- **Goal of the exercise**: Examine the entries and show every line in which the word "items" is found.

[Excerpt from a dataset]

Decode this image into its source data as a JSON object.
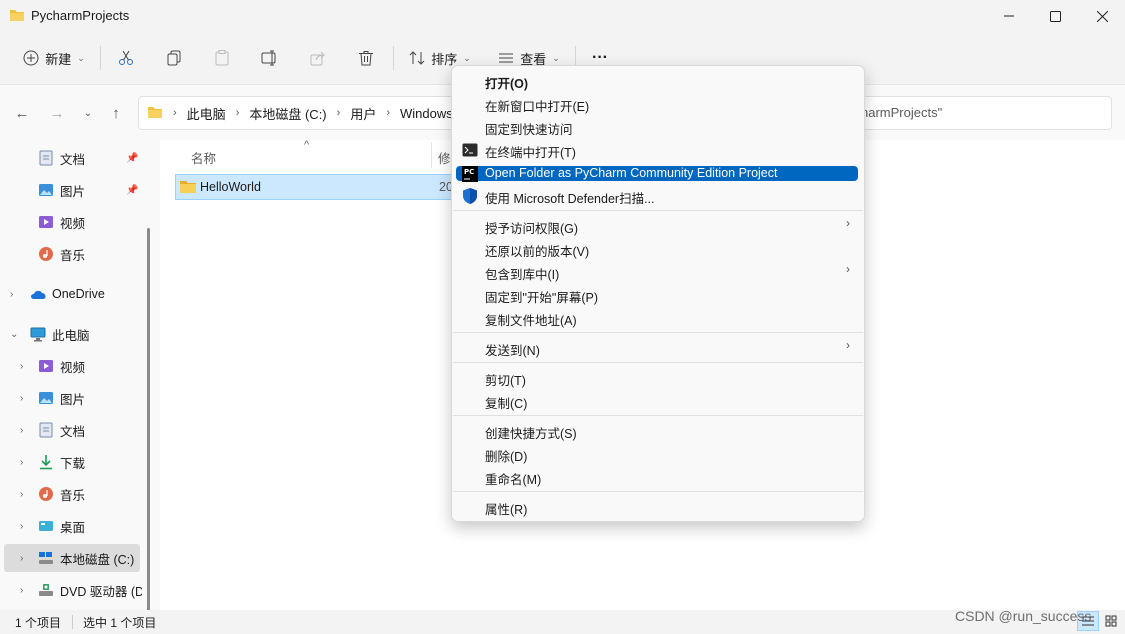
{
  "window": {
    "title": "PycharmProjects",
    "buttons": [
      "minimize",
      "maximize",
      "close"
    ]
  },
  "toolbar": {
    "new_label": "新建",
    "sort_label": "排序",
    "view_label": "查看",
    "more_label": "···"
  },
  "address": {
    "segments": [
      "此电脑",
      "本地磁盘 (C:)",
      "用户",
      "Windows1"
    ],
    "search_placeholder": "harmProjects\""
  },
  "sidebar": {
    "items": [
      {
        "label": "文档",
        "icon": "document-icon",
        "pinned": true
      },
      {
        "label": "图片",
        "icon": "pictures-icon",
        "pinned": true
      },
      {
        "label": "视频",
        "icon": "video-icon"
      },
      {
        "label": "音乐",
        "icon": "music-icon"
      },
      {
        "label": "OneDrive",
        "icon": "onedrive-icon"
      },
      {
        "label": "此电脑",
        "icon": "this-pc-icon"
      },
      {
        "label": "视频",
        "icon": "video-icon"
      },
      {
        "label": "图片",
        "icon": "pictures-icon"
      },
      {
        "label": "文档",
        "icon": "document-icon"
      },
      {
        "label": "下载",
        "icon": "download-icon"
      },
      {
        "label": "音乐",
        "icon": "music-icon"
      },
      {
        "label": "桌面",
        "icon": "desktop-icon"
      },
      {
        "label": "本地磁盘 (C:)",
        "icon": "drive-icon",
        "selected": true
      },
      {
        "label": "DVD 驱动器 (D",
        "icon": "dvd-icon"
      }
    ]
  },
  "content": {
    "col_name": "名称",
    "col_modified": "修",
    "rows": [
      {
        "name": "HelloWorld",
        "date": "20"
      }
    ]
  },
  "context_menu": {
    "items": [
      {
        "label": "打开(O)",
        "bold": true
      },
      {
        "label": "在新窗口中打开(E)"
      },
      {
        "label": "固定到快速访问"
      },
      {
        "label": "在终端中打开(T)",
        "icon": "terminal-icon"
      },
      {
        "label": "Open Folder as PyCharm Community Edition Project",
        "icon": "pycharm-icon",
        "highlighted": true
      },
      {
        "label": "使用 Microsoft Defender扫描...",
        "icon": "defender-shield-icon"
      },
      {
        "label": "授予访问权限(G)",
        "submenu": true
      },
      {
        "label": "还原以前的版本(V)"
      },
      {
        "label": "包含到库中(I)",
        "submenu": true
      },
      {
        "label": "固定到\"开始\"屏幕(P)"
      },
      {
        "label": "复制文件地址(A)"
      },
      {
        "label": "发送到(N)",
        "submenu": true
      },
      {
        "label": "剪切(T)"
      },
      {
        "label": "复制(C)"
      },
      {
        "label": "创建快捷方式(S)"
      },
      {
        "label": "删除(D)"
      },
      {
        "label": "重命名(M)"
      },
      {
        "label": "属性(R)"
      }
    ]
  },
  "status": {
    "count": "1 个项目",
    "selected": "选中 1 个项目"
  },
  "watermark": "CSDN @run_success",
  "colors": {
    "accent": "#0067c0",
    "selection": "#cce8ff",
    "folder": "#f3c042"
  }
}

==

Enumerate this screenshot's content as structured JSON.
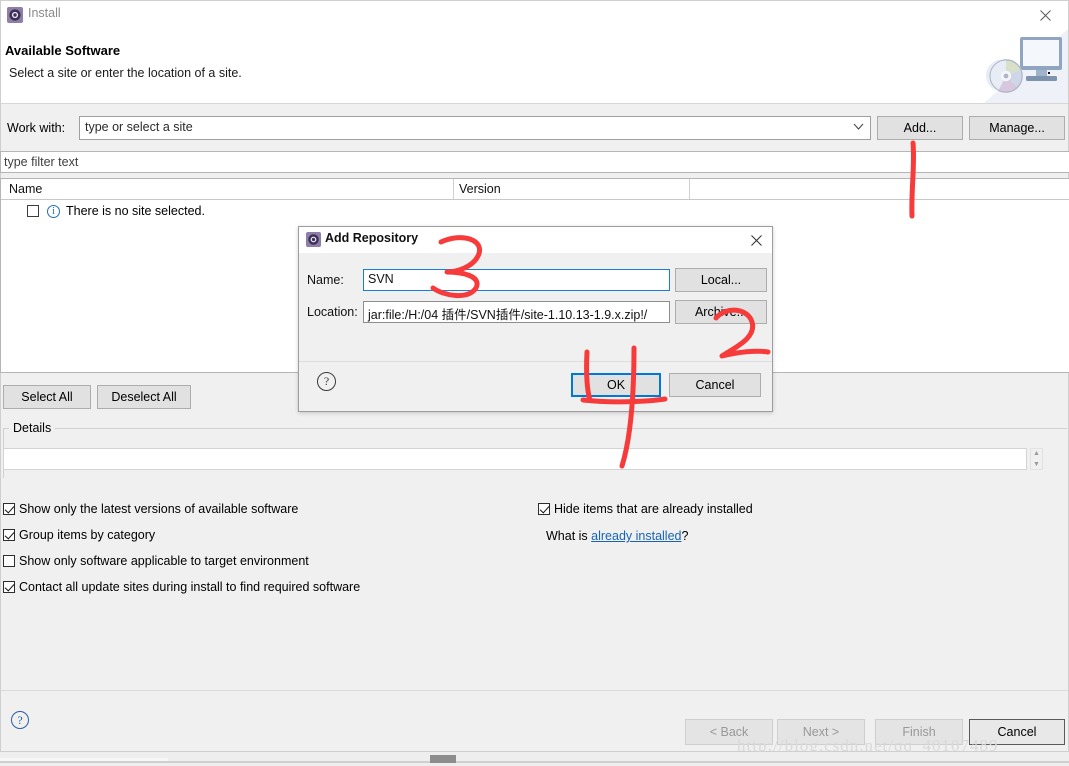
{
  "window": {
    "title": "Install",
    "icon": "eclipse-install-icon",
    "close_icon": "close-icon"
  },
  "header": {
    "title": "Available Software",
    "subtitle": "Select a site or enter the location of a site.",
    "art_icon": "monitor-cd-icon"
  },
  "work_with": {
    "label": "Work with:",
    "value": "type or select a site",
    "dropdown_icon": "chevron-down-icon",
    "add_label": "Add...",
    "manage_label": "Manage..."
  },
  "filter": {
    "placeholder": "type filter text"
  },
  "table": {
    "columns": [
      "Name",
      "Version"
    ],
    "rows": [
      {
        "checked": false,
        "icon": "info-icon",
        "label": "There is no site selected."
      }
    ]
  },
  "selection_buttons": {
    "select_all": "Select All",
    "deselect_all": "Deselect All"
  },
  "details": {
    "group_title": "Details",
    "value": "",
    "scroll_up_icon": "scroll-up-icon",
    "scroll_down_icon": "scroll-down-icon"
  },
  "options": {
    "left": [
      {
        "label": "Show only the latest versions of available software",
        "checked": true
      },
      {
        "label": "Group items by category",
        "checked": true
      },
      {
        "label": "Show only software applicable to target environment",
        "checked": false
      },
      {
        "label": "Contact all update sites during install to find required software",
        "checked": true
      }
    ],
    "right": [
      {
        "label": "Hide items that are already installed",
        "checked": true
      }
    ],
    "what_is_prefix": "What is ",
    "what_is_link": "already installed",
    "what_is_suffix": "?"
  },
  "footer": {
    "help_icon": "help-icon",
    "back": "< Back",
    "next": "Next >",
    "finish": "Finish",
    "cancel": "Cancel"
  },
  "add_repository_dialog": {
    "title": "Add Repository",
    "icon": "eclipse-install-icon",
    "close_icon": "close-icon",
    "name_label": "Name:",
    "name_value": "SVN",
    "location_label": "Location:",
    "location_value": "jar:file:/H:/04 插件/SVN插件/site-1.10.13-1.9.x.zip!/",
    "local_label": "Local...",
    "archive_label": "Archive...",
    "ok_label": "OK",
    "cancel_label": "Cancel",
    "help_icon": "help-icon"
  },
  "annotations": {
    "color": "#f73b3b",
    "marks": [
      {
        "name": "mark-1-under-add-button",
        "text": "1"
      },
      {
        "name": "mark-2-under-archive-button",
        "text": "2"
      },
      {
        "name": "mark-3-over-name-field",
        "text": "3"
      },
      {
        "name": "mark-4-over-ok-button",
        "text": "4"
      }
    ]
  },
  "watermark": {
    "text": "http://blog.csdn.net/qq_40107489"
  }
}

- **Output for this exercise**:
    "items": [
    "items": [
        "label": "Group items by category",
        "label": "Hide items that are already installed",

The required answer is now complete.